→ Objective
Output the material beneath this task exactly, images excluded.

→ Records provided
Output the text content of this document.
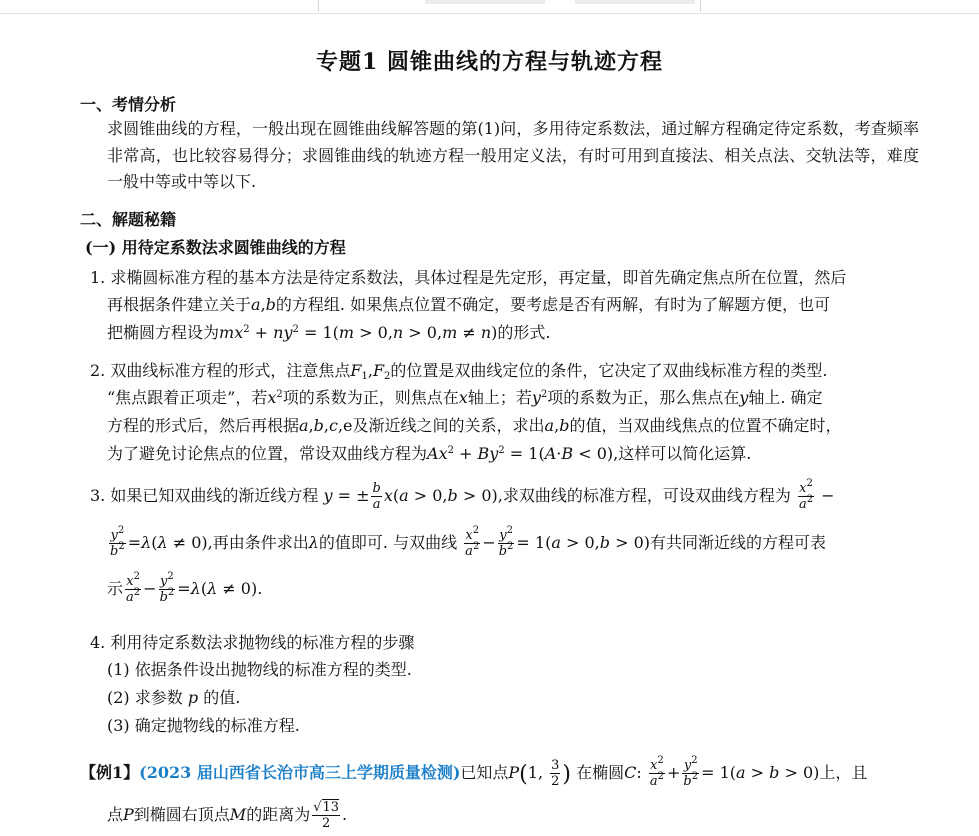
专题1 圆锥曲线的方程与轨迹方程
一、考情分析
求圆锥曲线的方程，一般出现在圆锥曲线解答题的第(1)问，多用待定系数法，通过解方程确定待定系数，考查频率非常高，也比较容易得分；求圆锥曲线的轨迹方程一般用定义法，有时可用到直接法、相关点法、交轨法等，难度一般中等或中等以下.
二、解题秘籍
(一) 用待定系数法求圆锥曲线的方程
1. 求椭圆标准方程的基本方法是待定系数法，具体过程是先定形，再定量，即首先确定焦点所在位置，然后
再根据条件建立关于a,b的方程组. 如果焦点位置不确定，要考虑是否有两解，有时为了解题方便，也可
把椭圆方程设为$mx^2 + ny^2 = 1(m > 0,n > 0,m \ne n)$的形式.
2. 双曲线标准方程的形式，注意焦点$F_1,F_2$的位置是双曲线定位的条件，它决定了双曲线标准方程的类型.
“焦点跟着正项走”，若$x^2$项的系数为正，则焦点在x轴上；若$y^2$项的系数为正，那么焦点在y轴上. 确定
方程的形式后，然后再根据a,b,c,e及渐近线之间的关系，求出a,b的值，当双曲线焦点的位置不确定时，
为了避免讨论焦点的位置，常设双曲线方程为$Ax^2 + By^2 = 1(A\cdot B < 0)$,这样可以简化运算.
3. 如果已知双曲线的渐近线方程 y = ± $\frac{b}{a} x(a > 0,b > 0)$,求双曲线的标准方程，可设双曲线方程为 $\frac{x^2}{a^2}$ −
$\frac{y^2}{b^2} =\lambda(\lambda \ne 0)$,再由条件求出λ的值即可. 与双曲线 $\frac{x^2}{a^2} - \frac{y^2}{b^2} = 1(a > 0,b > 0)$有共同渐近线的方程可表
示 $\frac{x^2}{a^2} - \frac{y^2}{b^2} =\lambda(\lambda \ne 0)$.
4. 利用待定系数法求抛物线的标准方程的步骤
(1) 依据条件设出抛物线的标准方程的类型.
(2) 求参数 p 的值.
(3) 确定抛物线的标准方程.
【例1】(2023 届山西省长治市高三上学期质量检测)已知点P(1, $\frac{3}{2}$ ) 在椭圆C: $\frac{x^2}{a^2} + \frac{y^2}{b^2} = 1(a > b > 0)$上，且
点P到椭圆右顶点M的距离为 $\frac{√13}{2}$ .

→ Problem solution
Output the text content of this document.
专题1 圆锥曲线的方程与轨迹方程
一、考情分析
求圆锥曲线的方程，一般出现在圆锥曲线解答题的第(1)问，多用待定系数法，通过解方程确定待定系数，考查频率非常高，也比较容易得分；求圆锥曲线的轨迹方程一般用定义法，有时可用到直接法、相关点法、交轨法等，难度一般中等或中等以下.
二、解题秘籍
(一) 用待定系数法求圆锥曲线的方程
1. 求椭圆标准方程的基本方法是待定系数法，具体过程是先定形，再定量，即首先确定焦点所在位置，然后
再根据条件建立关于a,b的方程组. 如果焦点位置不确定，要考虑是否有两解，有时为了解题方便，也可
把椭圆方程设为$mx^2 + ny^2 = 1(m > 0,n > 0,m \ne n)$的形式.
2. 双曲线标准方程的形式，注意焦点$F_1,F_2$的位置是双曲线定位的条件，它决定了双曲线标准方程的类型.
“焦点跟着正项走”，若$x^2$项的系数为正，则焦点在x轴上；若$y^2$项的系数为正，那么焦点在y轴上. 确定
方程的形式后，然后再根据a,b,c,e及渐近线之间的关系，求出a,b的值，当双曲线焦点的位置不确定时，
为了避免讨论焦点的位置，常设双曲线方程为$Ax^2 + By^2 = 1(A\cdot B < 0)$,这样可以简化运算.
3. 如果已知双曲线的渐近线方程 y = ± $\frac{b}{a} x(a > 0,b > 0)$,求双曲线的标准方程，可设双曲线方程为 $\frac{x^2}{a^2}$ −
$\frac{y^2}{b^2} =\lambda(\lambda \ne 0)$,再由条件求出λ的值即可. 与双曲线 $\frac{x^2}{a^2} - \frac{y^2}{b^2} = 1(a > 0,b > 0)$有共同渐近线的方程可表
示 $\frac{x^2}{a^2} - \frac{y^2}{b^2} =\lambda(\lambda \ne 0)$.
4. 利用待定系数法求抛物线的标准方程的步骤
(1) 依据条件设出抛物线的标准方程的类型.
(2) 求参数 p 的值.
(3) 确定抛物线的标准方程.
【例1】(2023 届山西省长治市高三上学期质量检测)已知点P(1, $\frac{3}{2}$ ) 在椭圆C: $\frac{x^2}{a^2} + \frac{y^2}{b^2} = 1(a > b > 0)$上，且
点P到椭圆右顶点M的距离为 $\frac{√13}{2}$ .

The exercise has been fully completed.